TASK MATERIAL |
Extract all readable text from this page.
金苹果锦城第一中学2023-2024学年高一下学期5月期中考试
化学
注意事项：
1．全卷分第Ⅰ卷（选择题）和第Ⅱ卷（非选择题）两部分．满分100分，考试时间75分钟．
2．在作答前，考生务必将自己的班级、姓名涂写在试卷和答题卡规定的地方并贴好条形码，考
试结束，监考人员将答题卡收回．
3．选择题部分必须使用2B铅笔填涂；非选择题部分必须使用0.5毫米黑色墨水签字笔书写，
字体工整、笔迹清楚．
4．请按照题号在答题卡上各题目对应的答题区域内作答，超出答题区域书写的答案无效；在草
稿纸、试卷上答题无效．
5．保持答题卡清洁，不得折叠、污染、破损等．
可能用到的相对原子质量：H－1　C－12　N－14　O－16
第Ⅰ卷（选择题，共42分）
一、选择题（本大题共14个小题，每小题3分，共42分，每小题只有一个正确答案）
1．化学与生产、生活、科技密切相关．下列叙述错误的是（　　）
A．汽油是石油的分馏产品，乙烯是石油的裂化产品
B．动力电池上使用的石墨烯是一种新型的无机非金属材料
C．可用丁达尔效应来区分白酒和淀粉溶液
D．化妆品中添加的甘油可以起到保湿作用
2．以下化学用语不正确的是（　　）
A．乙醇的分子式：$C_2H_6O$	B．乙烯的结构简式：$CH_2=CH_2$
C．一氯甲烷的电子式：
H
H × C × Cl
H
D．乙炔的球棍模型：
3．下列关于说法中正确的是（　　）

TASK BRIEF | Copy all data exactly, start to finish.

TASK OUTPUT |
Extract all readable text from this page.
金苹果锦城第一中学2023-2024学年高一下学期5月期中考试
化学
注意事项：
1．全卷分第Ⅰ卷（选择题）和第Ⅱ卷（非选择题）两部分．满分100分，考试时间75分钟．
2．在作答前，考生务必将自己的班级、姓名涂写在试卷和答题卡规定的地方并贴好条形码，考
试结束，监考人员将答题卡收回．
3．选择题部分必须使用2B铅笔填涂；非选择题部分必须使用0.5毫米黑色墨水签字笔书写，
字体工整、笔迹清楚．
4．请按照题号在答题卡上各题目对应的答题区域内作答，超出答题区域书写的答案无效；在草
稿纸、试卷上答题无效．
5．保持答题卡清洁，不得折叠、污染、破损等．
可能用到的相对原子质量：H－1　C－12　N－14　O－16
第Ⅰ卷（选择题，共42分）
一、选择题（本大题共14个小题，每小题3分，共42分，每小题只有一个正确答案）
1．化学与生产、生活、科技密切相关．下列叙述错误的是（　　）
A．汽油是石油的分馏产品，乙烯是石油的裂化产品
B．动力电池上使用的石墨烯是一种新型的无机非金属材料
C．可用丁达尔效应来区分白酒和淀粉溶液
D．化妆品中添加的甘油可以起到保湿作用
2．以下化学用语不正确的是（　　）
A．乙醇的分子式：$C_2H_6O$	B．乙烯的结构简式：$CH_2=CH_2$
C．一氯甲烷的电子式：
H
H × C × Cl
H
D．乙炔的球棍模型：
3．下列关于说法中正确的是（　　）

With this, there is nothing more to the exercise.